### Given exercise
Skip the pictures. Transcribe the rest of the data below without changing a word.

Collected data
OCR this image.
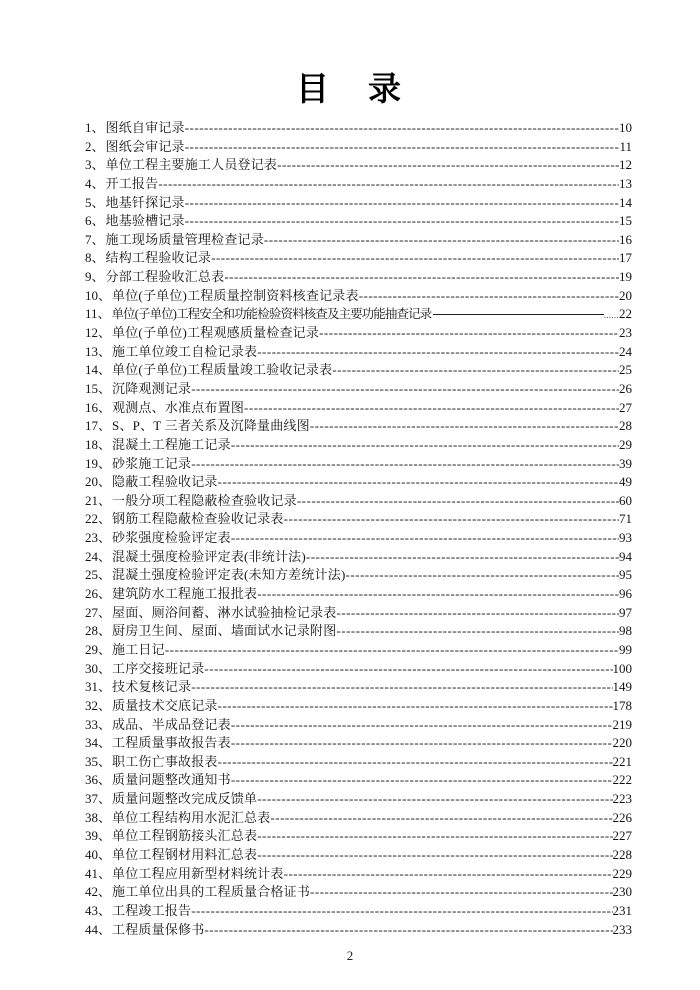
目　录
1 、 图纸自审记录 -----	10
2 、 图纸会审记录 -----	11
3 、 单位工程主要施工人员登记表 -----	12
4 、 开工报告 -----	13
5 、 地基钎探记录 -----	14
6 、 地基验槽记录 -----	15
7 、 施工现场质量管理检查记录 -----	16
8 、 结构工程验收记录 -----	17
9 、 分部工程验收汇总表 -----	19
10 、 单位(子单位)工程质量控制资料核查记录表 -----	20
11 、 单位(子单位)工程安全和功能检验资料核查及主要功能抽查记录 ......	22
12 、 单位(子单位)工程观感质量检查记录 -----	23
13 、 施工单位竣工自检记录表 -----	24
14 、 单位(子单位)工程质量竣工验收记录表 -----	25
15 、 沉降观测记录 -----	26
16 、 观测点、水准点布置图 -----	27
17 、 S、P、T 三者关系及沉降量曲线图 -----	28
18 、 混凝土工程施工记录 -----	29
19 、 砂浆施工记录 -----	39
20 、 隐蔽工程验收记录 -----	49
21 、 一般分项工程隐蔽检查验收记录 -----	60
22 、 钢筋工程隐蔽检查验收记录表 -----	71
23 、 砂浆强度检验评定表 -----	93
24 、 混凝土强度检验评定表(非统计法) -----	94
25 、 混凝土强度检验评定表(未知方差统计法) -----	95
26 、 建筑防水工程施工报批表 -----	96
27 、 屋面、厕浴间蓄、淋水试验抽检记录表 -----	97
28 、 厨房卫生间、屋面、墙面试水记录附图 -----	98
29 、 施工日记 -----	99
30 、 工序交接班记录 -----	100
31 、 技术复核记录 -----	149
32 、 质量技术交底记录 -----	178
33 、 成品、半成品登记表 -----	219
34 、 工程质量事故报告表 -----	220
35 、 职工伤亡事故报表 -----	221
36 、 质量问题整改通知书 -----	222
37 、 质量问题整改完成反馈单 -----	223
38 、 单位工程结构用水泥汇总表 -----	226
39 、 单位工程钢筋接头汇总表 -----	227
40 、 单位工程钢材用料汇总表 -----	228
41 、 单位工程应用新型材料统计表 -----	229
42 、 施工单位出具的工程质量合格证书 -----	230
43 、 工程竣工报告 -----	231
44 、 工程质量保修书 -----	233
2
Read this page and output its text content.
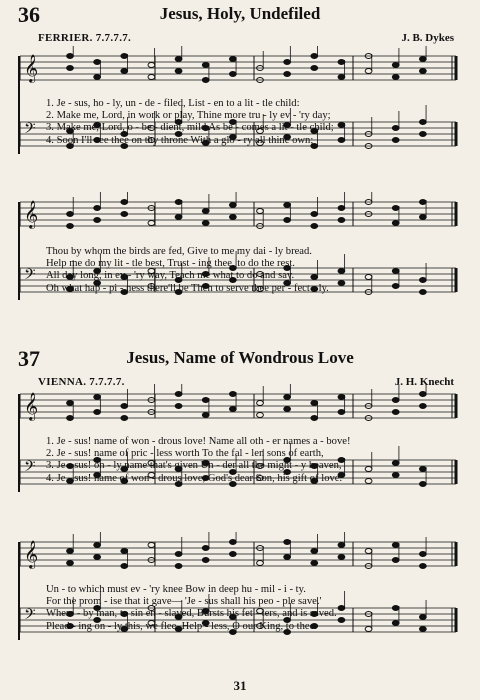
36	Jesus, Holy, Undefiled
FERRIER. 7.7.7.7.	J. B. Dykes
𝄞
𝄢
1. Je - sus, ho - ly, un - de - filed, List - en to a lit - tle child:
2. Make me, Lord, in work or play, Thine more tru - ly ev - 'ry day;
3. Make me, Lord, o - be - dient, mild As be - comes a lit - tle child;
4. Soon I'll see thee on thy throne With a glo - ry all thine own;
𝄞
𝄢
Thou by whom the birds are fed, Give to me my dai - ly bread.
Help me do my lit - tle best, Trust - ing thee, to do the rest.
All day long, in ev - 'ry way, Teach me what to do and say.
Oh what hap - pi - ness there'll be Then to serve thee per - fect - ly.
37	Jesus, Name of Wondrous Love
VIENNA. 7.7.7.7.	J. H. Knecht
𝄞
𝄢
1. Je - sus! name of won - drous love! Name all oth - er names a - bove!
2. Je - sus! name of pric - less worth To the fal - len sons of earth,
3. Je - sus! on - ly name that's given Un - der all the might - y heaven,
4. Je - sus! name of won - drous love, God's dear Son, his gift of love.
𝄞
𝄢
Un - to which must ev - 'ry knee Bow in deep hu - mil - i - ty.
For the prom - ise that it gave— 'Je - sus shall his peo - ple save.'
Where - by man, to sin en - slaved, Bursts his fet - ters, and is saved.
Plead - ing on - ly this, we flee, Help - less, O our King, to thee.
31
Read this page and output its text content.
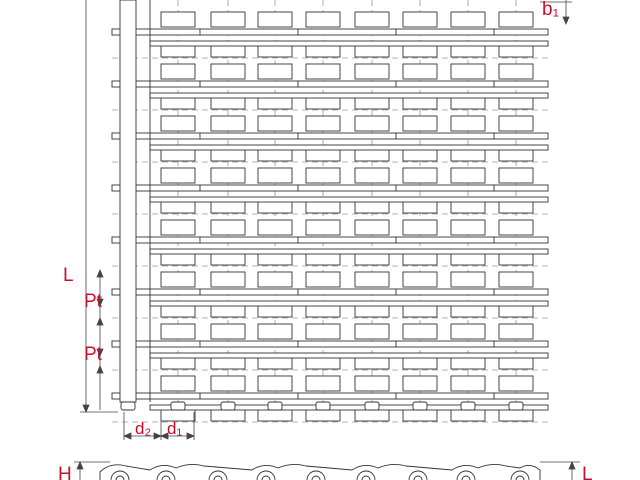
b₁
L
Pt
Pt
d₂ d₁
H	L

### Solved problem
OCR this image.
目　录
1 、 图纸自审记录 -----	10
2 、 图纸会审记录 -----	11
3 、 单位工程主要施工人员登记表 -----	12
4 、 开工报告 -----	13
5 、 地基钎探记录 -----	14
6 、 地基验槽记录 -----	15
7 、 施工现场质量管理检查记录 -----	16
8 、 结构工程验收记录 -----	17
9 、 分部工程验收汇总表 -----	19
10 、 单位(子单位)工程质量控制资料核查记录表 -----	20
11 、 单位(子单位)工程安全和功能检验资料核查及主要功能抽查记录 ......	22
12 、 单位(子单位)工程观感质量检查记录 -----	23
13 、 施工单位竣工自检记录表 -----	24
14 、 单位(子单位)工程质量竣工验收记录表 -----	25
15 、 沉降观测记录 -----	26
16 、 观测点、水准点布置图 -----	27
17 、 S、P、T 三者关系及沉降量曲线图 -----	28
18 、 混凝土工程施工记录 -----	29
19 、 砂浆施工记录 -----	39
20 、 隐蔽工程验收记录 -----	49
21 、 一般分项工程隐蔽检查验收记录 -----	60
22 、 钢筋工程隐蔽检查验收记录表 -----	71
23 、 砂浆强度检验评定表 -----	93
24 、 混凝土强度检验评定表(非统计法) -----	94
25 、 混凝土强度检验评定表(未知方差统计法) -----	95
26 、 建筑防水工程施工报批表 -----	96
27 、 屋面、厕浴间蓄、淋水试验抽检记录表 -----	97
28 、 厨房卫生间、屋面、墙面试水记录附图 -----	98
29 、 施工日记 -----	99
30 、 工序交接班记录 -----	100
31 、 技术复核记录 -----	149
32 、 质量技术交底记录 -----	178
33 、 成品、半成品登记表 -----	219
34 、 工程质量事故报告表 -----	220
35 、 职工伤亡事故报表 -----	221
36 、 质量问题整改通知书 -----	222
37 、 质量问题整改完成反馈单 -----	223
38 、 单位工程结构用水泥汇总表 -----	226
39 、 单位工程钢筋接头汇总表 -----	227
40 、 单位工程钢材用料汇总表 -----	228
41 、 单位工程应用新型材料统计表 -----	229
42 、 施工单位出具的工程质量合格证书 -----	230
43 、 工程竣工报告 -----	231
44 、 工程质量保修书 -----	233
2
Read this page and output its text content.
36	Jesus, Holy, Undefiled
FERRIER. 7.7.7.7.	J. B. Dykes
𝄞
𝄢
1. Je - sus, ho - ly, un - de - filed, List - en to a lit - tle child:
2. Make me, Lord, in work or play, Thine more tru - ly ev - 'ry day;
3. Make me, Lord, o - be - dient, mild As be - comes a lit - tle child;
4. Soon I'll see thee on thy throne With a glo - ry all thine own;
𝄞
𝄢
Thou by whom the birds are fed, Give to me my dai - ly bread.
Help me do my lit - tle best, Trust - ing thee, to do the rest.
All day long, in ev - 'ry way, Teach me what to do and say.
Oh what hap - pi - ness there'll be Then to serve thee per - fect - ly.
37	Jesus, Name of Wondrous Love
VIENNA. 7.7.7.7.	J. H. Knecht
𝄞
𝄢
1. Je - sus! name of won - drous love! Name all oth - er names a - bove!
2. Je - sus! name of pric - less worth To the fal - len sons of earth,
3. Je - sus! on - ly name that's given Un - der all the might - y heaven,
4. Je - sus! name of won - drous love, God's dear Son, his gift of love.
𝄞
𝄢
Un - to which must ev - 'ry knee Bow in deep hu - mil - i - ty.
For the prom - ise that it gave— 'Je - sus shall his peo - ple save.'
Where - by man, to sin en - slaved, Bursts his fet - ters, and is saved.
Plead - ing on - ly this, we flee, Help - less, O our King, to thee.
31
Read this page and output its text content.
b₁
L
Pt
Pt
d₂ d₁
H	L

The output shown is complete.